• **WRITTEN INSTRUCTION**
Copy out the passage about Raleigh's journey down the Orinoco in full, word for word.

::: DOCUMENT

As they passed down the Orinoco, they visited a lake where Raleigh saw that extraordinary creature the manatee, half cow, half whale; and a little lower they saw the column of white spray, rising like the tower of a church, over the huge cascades of the crystal mountains of Roraima. At the village of a chieftain within earshot of those thundering waters, they witnessed one of the wild drinking feasts of the Indians, who were 'all as drunk as beggars, the pots walking from one to another without rest.' Next day, the contingent led by Captain Keymis found them, and to celebrate the meeting of friends, they passed over to the island of Assapana, now called Yayo, in the middle of the Orinoco, and they enjoyed a feast of the flesh of armadillos. On the following day, increased cold and violent thunderstorms reminded them that the autumn was far spent, and they determined to return as quickly as possible to the sea. Their pilots told them, however, that it was out of the question to try to descend the River of the Red Cross, which they had ascended, as the current would baffle them; and therefore they attempted what is now called the Macareo channel, farther east. Raleigh names this stream the Capuri.

::::::
::: LISTING

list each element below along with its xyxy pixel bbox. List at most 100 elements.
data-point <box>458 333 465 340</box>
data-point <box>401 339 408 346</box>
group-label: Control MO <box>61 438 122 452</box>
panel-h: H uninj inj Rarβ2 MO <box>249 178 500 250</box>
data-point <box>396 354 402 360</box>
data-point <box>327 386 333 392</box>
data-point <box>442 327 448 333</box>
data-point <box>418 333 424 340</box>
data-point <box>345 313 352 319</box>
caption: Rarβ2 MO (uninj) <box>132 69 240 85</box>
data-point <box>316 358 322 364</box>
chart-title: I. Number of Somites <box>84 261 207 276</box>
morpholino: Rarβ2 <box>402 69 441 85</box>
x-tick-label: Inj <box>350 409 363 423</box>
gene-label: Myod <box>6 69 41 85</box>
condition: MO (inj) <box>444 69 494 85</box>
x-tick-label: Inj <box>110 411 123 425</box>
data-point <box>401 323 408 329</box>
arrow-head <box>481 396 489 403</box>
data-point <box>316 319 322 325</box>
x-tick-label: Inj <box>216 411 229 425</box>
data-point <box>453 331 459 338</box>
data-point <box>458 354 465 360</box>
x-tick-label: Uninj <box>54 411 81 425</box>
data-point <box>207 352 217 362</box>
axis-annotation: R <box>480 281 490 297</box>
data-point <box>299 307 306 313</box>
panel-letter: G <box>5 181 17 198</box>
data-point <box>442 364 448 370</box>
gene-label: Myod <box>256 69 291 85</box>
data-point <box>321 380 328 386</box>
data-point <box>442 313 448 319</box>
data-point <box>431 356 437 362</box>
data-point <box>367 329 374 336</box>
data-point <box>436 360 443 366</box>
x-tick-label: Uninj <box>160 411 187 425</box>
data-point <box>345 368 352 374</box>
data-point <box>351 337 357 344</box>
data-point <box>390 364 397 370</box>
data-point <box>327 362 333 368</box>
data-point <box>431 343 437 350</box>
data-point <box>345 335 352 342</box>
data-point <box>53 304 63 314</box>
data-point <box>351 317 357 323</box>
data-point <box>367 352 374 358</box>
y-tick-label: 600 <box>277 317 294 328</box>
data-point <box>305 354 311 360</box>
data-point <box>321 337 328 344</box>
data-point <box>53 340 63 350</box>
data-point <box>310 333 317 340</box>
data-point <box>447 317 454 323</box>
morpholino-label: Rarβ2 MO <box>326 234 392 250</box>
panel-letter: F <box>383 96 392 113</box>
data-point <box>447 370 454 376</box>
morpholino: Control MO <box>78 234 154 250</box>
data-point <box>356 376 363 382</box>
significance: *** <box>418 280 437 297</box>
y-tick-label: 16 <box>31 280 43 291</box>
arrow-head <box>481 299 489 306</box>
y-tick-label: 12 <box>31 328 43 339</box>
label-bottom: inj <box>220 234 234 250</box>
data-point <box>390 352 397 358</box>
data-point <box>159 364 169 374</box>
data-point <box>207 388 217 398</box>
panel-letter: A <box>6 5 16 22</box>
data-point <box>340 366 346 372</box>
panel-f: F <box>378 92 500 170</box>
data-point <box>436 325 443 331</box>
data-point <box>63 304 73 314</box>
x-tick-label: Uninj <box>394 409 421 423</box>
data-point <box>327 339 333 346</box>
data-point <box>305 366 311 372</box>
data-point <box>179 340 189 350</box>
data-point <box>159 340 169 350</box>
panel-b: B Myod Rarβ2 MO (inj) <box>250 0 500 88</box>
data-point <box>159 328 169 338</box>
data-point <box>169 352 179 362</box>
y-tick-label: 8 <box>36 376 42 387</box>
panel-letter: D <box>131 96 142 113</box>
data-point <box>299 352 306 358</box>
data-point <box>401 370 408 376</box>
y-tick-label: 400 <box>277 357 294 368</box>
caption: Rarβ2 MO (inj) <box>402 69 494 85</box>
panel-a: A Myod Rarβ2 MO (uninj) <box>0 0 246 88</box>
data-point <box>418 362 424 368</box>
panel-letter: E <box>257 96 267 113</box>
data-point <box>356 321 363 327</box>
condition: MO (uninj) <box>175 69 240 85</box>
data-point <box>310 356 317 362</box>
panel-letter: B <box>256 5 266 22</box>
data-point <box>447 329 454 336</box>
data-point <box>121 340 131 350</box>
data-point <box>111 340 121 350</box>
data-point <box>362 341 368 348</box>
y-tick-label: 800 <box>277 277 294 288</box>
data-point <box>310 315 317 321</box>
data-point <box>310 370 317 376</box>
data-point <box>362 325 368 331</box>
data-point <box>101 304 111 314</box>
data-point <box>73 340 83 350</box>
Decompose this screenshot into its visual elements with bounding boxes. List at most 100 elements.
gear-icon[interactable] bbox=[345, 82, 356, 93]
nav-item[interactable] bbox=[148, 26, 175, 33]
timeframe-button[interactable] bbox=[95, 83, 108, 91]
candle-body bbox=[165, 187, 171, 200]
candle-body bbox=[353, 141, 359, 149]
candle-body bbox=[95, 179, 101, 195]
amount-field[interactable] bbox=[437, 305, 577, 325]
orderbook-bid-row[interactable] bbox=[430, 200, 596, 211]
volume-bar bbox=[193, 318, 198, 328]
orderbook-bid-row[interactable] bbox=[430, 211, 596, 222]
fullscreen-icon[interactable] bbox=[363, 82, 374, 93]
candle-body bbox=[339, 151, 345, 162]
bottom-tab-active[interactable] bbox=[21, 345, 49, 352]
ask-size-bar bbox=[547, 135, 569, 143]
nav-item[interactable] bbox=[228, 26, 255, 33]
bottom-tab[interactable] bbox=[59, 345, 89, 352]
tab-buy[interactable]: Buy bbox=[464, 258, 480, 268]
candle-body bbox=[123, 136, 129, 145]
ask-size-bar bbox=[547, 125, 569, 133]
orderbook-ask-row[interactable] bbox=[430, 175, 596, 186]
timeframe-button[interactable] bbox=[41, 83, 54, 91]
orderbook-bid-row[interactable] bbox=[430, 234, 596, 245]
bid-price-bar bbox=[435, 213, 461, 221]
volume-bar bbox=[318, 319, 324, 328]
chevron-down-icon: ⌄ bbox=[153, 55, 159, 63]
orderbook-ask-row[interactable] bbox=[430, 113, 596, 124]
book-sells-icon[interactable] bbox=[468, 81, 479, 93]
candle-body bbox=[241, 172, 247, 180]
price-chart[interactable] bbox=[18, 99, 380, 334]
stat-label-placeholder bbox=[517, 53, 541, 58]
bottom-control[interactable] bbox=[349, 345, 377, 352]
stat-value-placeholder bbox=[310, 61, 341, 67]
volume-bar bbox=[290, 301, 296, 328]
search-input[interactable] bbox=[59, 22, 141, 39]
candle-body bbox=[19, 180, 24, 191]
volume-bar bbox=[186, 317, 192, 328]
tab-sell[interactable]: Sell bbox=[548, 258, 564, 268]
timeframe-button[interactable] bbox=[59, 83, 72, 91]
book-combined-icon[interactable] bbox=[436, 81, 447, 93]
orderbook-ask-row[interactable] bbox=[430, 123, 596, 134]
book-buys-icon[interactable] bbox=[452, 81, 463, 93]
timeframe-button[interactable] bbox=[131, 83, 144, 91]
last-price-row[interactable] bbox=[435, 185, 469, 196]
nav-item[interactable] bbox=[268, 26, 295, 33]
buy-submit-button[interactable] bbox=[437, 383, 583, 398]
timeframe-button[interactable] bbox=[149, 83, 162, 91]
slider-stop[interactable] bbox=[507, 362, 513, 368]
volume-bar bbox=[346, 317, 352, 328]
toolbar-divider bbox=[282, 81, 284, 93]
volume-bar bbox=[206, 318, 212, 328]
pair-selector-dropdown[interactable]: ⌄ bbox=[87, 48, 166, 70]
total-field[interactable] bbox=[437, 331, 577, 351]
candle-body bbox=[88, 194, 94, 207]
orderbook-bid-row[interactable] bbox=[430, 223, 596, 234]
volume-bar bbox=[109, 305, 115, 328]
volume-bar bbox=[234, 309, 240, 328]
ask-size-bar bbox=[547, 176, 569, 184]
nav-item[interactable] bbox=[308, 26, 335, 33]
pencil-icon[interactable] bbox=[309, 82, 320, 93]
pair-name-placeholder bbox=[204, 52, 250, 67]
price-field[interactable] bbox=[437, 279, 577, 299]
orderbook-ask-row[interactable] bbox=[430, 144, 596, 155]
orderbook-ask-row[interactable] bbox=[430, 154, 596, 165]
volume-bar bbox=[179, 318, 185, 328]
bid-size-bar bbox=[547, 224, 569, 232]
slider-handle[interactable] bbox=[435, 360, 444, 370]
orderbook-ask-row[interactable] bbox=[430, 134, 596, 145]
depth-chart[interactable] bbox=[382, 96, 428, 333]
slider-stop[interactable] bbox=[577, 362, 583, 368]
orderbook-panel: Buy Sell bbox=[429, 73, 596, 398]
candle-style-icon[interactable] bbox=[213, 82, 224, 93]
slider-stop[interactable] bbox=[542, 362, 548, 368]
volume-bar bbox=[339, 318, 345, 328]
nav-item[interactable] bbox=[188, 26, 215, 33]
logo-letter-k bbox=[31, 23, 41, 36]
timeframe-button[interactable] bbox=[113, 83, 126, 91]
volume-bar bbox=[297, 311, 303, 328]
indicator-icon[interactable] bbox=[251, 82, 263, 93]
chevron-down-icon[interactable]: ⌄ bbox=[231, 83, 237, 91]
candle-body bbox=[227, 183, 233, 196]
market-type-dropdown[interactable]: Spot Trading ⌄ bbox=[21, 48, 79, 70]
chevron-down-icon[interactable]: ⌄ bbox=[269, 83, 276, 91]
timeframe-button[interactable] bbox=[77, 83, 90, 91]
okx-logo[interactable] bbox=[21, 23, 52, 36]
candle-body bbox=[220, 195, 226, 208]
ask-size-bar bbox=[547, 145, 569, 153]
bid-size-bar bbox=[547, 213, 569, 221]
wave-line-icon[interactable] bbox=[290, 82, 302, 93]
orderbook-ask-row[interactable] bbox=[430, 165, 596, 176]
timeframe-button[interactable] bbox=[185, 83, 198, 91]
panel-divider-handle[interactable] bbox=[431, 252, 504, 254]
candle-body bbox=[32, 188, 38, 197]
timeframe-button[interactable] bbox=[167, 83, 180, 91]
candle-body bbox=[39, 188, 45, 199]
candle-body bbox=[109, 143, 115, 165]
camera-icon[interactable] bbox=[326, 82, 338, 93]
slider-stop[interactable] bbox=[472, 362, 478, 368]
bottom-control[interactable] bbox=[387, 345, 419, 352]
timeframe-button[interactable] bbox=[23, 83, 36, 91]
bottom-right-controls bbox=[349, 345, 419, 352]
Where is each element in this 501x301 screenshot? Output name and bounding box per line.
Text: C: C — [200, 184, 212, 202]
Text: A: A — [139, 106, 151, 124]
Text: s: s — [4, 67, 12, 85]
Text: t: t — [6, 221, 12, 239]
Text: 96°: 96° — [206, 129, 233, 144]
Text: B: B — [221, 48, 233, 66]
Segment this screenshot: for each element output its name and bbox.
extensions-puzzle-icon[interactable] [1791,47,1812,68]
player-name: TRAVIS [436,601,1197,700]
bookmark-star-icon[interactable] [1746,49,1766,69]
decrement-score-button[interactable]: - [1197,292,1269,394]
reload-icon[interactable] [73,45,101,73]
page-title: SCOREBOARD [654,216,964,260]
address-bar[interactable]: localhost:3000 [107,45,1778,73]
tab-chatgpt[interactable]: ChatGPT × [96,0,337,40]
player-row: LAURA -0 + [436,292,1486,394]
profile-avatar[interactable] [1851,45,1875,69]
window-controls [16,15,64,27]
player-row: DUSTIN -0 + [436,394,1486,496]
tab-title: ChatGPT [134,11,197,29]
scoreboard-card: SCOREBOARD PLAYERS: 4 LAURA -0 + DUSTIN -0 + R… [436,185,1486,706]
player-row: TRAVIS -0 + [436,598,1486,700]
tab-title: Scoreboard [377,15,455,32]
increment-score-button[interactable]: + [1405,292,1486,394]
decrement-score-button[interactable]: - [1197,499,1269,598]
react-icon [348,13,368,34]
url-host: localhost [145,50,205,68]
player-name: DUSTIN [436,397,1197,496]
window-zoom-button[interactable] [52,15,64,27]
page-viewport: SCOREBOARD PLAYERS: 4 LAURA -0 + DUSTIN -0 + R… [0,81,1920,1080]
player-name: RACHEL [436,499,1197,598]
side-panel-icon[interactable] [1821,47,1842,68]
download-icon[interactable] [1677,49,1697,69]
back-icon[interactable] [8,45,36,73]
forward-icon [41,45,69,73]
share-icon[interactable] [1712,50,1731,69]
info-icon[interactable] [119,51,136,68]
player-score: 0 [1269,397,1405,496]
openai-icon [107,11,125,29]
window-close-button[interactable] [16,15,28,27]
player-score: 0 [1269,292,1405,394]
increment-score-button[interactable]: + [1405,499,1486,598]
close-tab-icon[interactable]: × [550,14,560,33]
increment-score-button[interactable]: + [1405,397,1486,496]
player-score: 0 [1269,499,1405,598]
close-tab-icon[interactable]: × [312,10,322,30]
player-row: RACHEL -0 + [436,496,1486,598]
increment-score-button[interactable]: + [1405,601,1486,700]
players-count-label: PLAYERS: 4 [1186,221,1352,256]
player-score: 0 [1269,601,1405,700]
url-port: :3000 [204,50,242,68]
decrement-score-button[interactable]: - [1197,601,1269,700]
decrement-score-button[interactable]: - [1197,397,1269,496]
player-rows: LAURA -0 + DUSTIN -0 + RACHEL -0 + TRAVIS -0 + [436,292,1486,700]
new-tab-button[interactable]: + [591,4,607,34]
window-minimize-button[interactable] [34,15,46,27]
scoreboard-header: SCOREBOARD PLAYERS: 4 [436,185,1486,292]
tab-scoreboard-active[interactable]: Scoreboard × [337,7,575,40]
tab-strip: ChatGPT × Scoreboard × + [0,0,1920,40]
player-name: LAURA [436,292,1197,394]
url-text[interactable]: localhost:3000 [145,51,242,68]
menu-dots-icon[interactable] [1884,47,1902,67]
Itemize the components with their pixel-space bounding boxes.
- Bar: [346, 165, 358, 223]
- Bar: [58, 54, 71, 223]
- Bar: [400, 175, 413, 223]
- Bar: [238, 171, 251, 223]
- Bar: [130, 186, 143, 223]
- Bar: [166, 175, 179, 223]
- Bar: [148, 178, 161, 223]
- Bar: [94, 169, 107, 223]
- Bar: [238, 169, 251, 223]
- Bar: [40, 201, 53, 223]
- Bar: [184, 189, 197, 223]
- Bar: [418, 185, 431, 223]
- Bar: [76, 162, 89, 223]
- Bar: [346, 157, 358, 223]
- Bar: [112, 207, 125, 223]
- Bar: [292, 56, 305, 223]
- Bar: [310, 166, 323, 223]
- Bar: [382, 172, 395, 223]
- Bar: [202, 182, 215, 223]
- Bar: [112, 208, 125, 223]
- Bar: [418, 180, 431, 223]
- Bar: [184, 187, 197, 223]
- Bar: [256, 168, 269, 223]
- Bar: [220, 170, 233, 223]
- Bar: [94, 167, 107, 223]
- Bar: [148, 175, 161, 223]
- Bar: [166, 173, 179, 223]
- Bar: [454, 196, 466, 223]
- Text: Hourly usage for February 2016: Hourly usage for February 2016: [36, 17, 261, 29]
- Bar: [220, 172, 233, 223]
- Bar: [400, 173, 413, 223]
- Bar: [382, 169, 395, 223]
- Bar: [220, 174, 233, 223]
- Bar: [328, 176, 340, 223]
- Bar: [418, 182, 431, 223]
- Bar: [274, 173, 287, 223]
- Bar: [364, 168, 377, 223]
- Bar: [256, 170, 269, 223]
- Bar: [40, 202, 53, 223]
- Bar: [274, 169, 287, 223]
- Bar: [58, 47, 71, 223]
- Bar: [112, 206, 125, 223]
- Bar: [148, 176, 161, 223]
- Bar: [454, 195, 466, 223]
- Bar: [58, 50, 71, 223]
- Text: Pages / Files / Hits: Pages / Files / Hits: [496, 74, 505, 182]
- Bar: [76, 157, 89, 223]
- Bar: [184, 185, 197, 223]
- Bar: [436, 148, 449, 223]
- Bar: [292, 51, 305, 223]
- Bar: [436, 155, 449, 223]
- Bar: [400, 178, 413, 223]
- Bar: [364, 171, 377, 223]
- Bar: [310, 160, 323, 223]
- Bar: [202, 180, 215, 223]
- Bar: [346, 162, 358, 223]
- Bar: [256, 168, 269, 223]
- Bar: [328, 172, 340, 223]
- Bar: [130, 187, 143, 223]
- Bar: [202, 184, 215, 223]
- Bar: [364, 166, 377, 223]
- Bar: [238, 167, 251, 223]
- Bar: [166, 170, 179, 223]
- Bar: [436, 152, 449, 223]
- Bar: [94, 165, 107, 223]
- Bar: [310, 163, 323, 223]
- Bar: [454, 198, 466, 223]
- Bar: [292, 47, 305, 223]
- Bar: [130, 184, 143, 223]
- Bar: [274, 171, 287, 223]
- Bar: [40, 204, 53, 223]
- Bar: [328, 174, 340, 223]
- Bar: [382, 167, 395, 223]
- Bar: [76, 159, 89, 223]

::::::

• **CORRECT RESPONSE**
As they passed down the Orinoco, they visited a lake where Raleigh saw that extraordinary creature the manatee, half cow, half whale; and a little lower they saw the column of white spray, rising like the tower of a church, over the huge cascades of the crystal mountains of Roraima. At the village of a chieftain within earshot of those thundering waters, they witnessed one of the wild drinking feasts of the Indians, who were 'all as drunk as beggars, the pots walking from one to another without rest.' Next day, the contingent led by Captain Keymis found them, and to celebrate the meeting of friends, they passed over to the island of Assapana, now called Yayo, in the middle of the Orinoco, and they enjoyed a feast of the flesh of armadillos. On the following day, increased cold and violent thunderstorms reminded them that the autumn was far spent, and they determined to return as quickly as possible to the sea. Their pilots told them, however, that it was out of the question to try to descend the River of the Red Cross, which they had ascended, as the current would baffle them; and therefore they attempted what is now called the Macareo channel, farther east. Raleigh names this stream the Capuri.